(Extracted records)
___

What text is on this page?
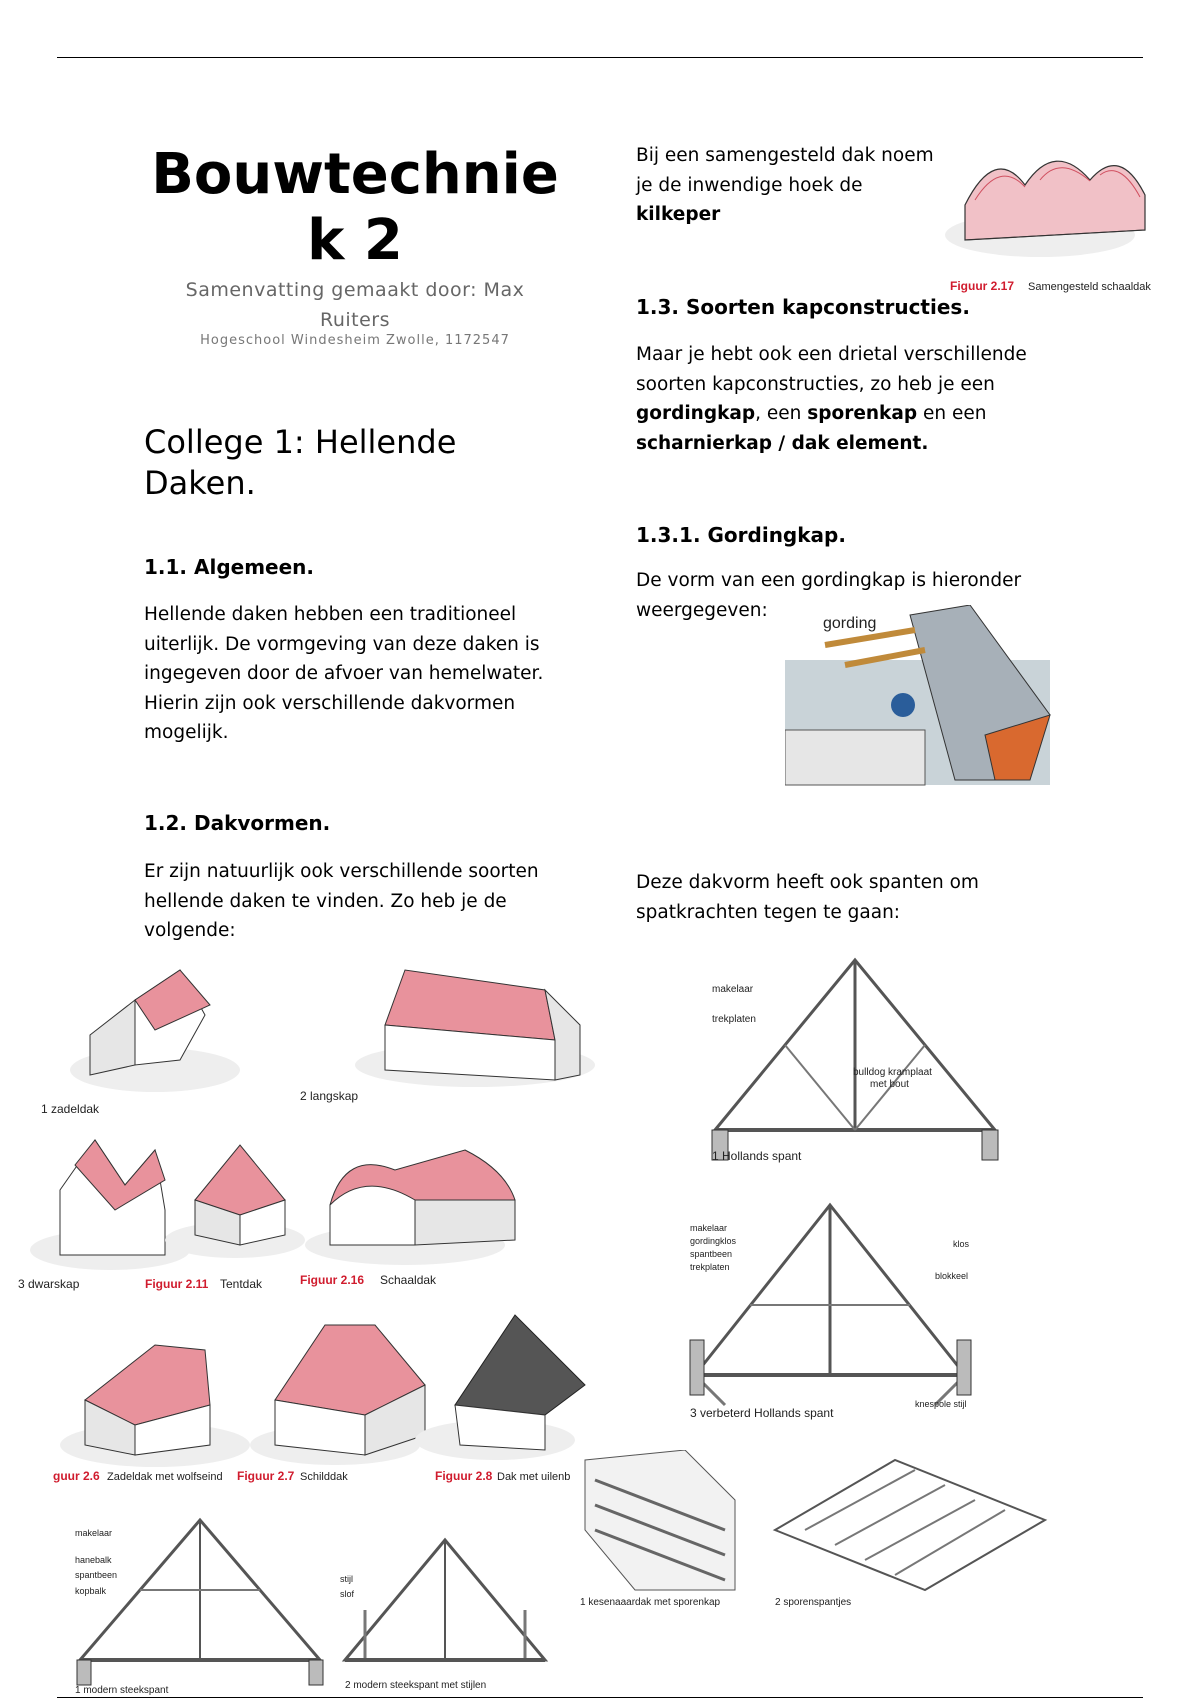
Bouwtechnie
k 2
Samenvatting gemaakt door: Max
Ruiters
Hogeschool Windesheim Zwolle, 1172547
College 1: Hellende
Daken.
1.1. Algemeen.
Hellende daken hebben een traditioneel
uiterlijk. De vormgeving van deze daken is
ingegeven door de afvoer van hemelwater.
Hierin zijn ook verschillende dakvormen
mogelijk.
1.2. Dakvormen.
Er zijn natuurlijk ook verschillende soorten
hellende daken te vinden. Zo heb je de
volgende:
Bij een samengesteld dak noem
je de inwendige hoek de
kilkeper
1.3. Soorten kapconstructies.
Maar je hebt ook een drietal verschillende
soorten kapconstructies, zo heb je een
gordingkap, een sporenkap en een
scharnierkap / dak element.
1.3.1. Gordingkap.
De vorm van een gordingkap is hieronder
weergegeven:
Deze dakvorm heeft ook spanten om
spatkrachten tegen te gaan:
Figuur 2.17 Samengesteld schaaldak
gording
1 zadeldak
2 langskap
3 dwarskap	Figuur 2.11 Tentdak	Figuur 2.16 Schaaldak
guur 2.6 Zadeldak met wolfseind Figuur 2.7 Schilddak	Figuur 2.8 Dak met uilenb
makelaar
trekplaten
bulldog kramplaat
met bout
1 Hollands spant
makelaar
gordingklos
spantbeen
trekplaten
klos
blokkeel
knespole stijl
3 verbeterd Hollands spant
makelaar
hanebalk
spantbeen
kopbalk
1 modern steekspant
stijl
slof
2 modern steekspant met stijlen
1 kesenaaardak met sporenkap	2 sporenspantjes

___

» **The request**
Search the listing for the word "steekspant". Copy every line in which it occurs.

» **Result for this exercise**
1 modern steekspant
2 modern steekspant met stijlen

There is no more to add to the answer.